Output the material word for word. Leave each picture out.

────────────────────

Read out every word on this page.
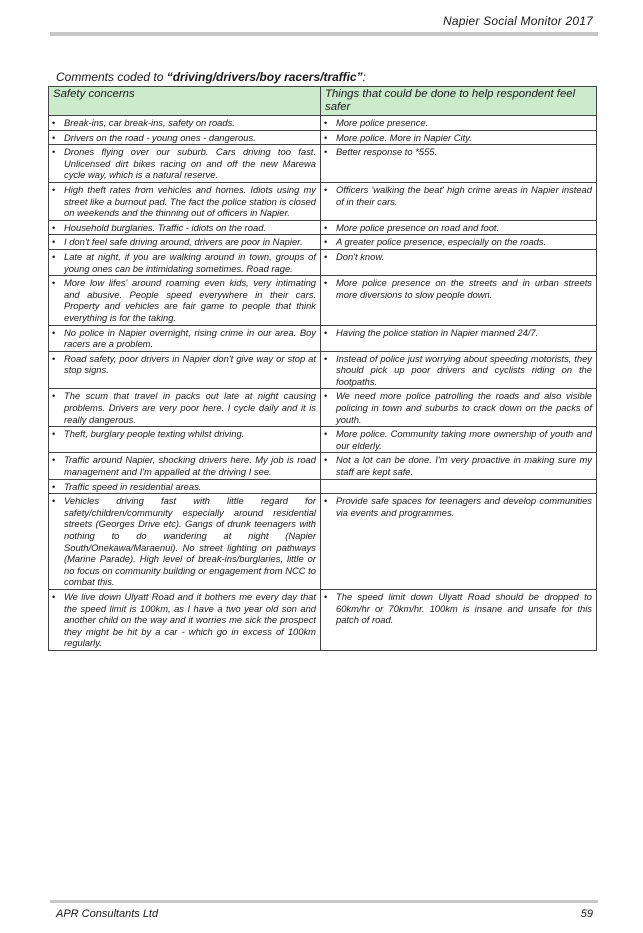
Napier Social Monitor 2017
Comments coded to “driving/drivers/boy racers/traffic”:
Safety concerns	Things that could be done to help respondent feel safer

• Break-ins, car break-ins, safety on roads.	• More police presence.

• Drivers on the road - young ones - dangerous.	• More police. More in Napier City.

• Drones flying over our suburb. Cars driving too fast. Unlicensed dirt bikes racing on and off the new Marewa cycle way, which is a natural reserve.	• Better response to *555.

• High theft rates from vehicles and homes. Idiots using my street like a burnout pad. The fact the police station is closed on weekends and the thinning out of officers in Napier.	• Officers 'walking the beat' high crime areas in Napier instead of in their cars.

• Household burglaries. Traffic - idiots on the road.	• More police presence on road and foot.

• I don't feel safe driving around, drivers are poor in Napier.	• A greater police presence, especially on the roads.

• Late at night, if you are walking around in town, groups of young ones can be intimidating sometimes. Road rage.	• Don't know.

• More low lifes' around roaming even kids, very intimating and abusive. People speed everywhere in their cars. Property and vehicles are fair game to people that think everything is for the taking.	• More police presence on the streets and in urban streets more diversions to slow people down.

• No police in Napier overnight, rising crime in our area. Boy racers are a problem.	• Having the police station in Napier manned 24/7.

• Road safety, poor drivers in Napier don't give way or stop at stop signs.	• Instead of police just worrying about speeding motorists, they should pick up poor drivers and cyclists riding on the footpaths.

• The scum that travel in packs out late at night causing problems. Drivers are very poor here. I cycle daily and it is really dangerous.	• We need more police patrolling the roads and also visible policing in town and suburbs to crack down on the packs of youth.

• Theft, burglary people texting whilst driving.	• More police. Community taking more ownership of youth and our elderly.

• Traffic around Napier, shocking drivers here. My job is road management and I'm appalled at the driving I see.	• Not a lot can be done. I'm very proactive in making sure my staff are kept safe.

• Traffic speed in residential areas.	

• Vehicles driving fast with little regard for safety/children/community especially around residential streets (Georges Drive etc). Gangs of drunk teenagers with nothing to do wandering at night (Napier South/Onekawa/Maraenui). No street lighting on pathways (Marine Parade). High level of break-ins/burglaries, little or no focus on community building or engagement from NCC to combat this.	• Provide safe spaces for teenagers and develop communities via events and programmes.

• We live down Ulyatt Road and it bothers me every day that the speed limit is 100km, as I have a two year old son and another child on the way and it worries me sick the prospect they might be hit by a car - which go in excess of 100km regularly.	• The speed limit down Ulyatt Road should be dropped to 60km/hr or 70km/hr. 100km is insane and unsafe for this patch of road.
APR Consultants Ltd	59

────────────────────

▸ **Answer below**:
Read out every word on this page.
Napier Social Monitor 2017
Comments coded to “driving/drivers/boy racers/traffic”:
Safety concerns	Things that could be done to help respondent feel safer

• Break-ins, car break-ins, safety on roads.	• More police presence.

• Drivers on the road - young ones - dangerous.	• More police. More in Napier City.

• Drones flying over our suburb. Cars driving too fast. Unlicensed dirt bikes racing on and off the new Marewa cycle way, which is a natural reserve.	• Better response to *555.

• High theft rates from vehicles and homes. Idiots using my street like a burnout pad. The fact the police station is closed on weekends and the thinning out of officers in Napier.	• Officers 'walking the beat' high crime areas in Napier instead of in their cars.

• Household burglaries. Traffic - idiots on the road.	• More police presence on road and foot.

• I don't feel safe driving around, drivers are poor in Napier.	• A greater police presence, especially on the roads.

• Late at night, if you are walking around in town, groups of young ones can be intimidating sometimes. Road rage.	• Don't know.

• More low lifes' around roaming even kids, very intimating and abusive. People speed everywhere in their cars. Property and vehicles are fair game to people that think everything is for the taking.	• More police presence on the streets and in urban streets more diversions to slow people down.

• No police in Napier overnight, rising crime in our area. Boy racers are a problem.	• Having the police station in Napier manned 24/7.

• Road safety, poor drivers in Napier don't give way or stop at stop signs.	• Instead of police just worrying about speeding motorists, they should pick up poor drivers and cyclists riding on the footpaths.

• The scum that travel in packs out late at night causing problems. Drivers are very poor here. I cycle daily and it is really dangerous.	• We need more police patrolling the roads and also visible policing in town and suburbs to crack down on the packs of youth.

• Theft, burglary people texting whilst driving.	• More police. Community taking more ownership of youth and our elderly.

• Traffic around Napier, shocking drivers here. My job is road management and I'm appalled at the driving I see.	• Not a lot can be done. I'm very proactive in making sure my staff are kept safe.

• Traffic speed in residential areas.	

• Vehicles driving fast with little regard for safety/children/community especially around residential streets (Georges Drive etc). Gangs of drunk teenagers with nothing to do wandering at night (Napier South/Onekawa/Maraenui). No street lighting on pathways (Marine Parade). High level of break-ins/burglaries, little or no focus on community building or engagement from NCC to combat this.	• Provide safe spaces for teenagers and develop communities via events and programmes.

• We live down Ulyatt Road and it bothers me every day that the speed limit is 100km, as I have a two year old son and another child on the way and it worries me sick the prospect they might be hit by a car - which go in excess of 100km regularly.	• The speed limit down Ulyatt Road should be dropped to 60km/hr or 70km/hr. 100km is insane and unsafe for this patch of road.
APR Consultants Ltd	59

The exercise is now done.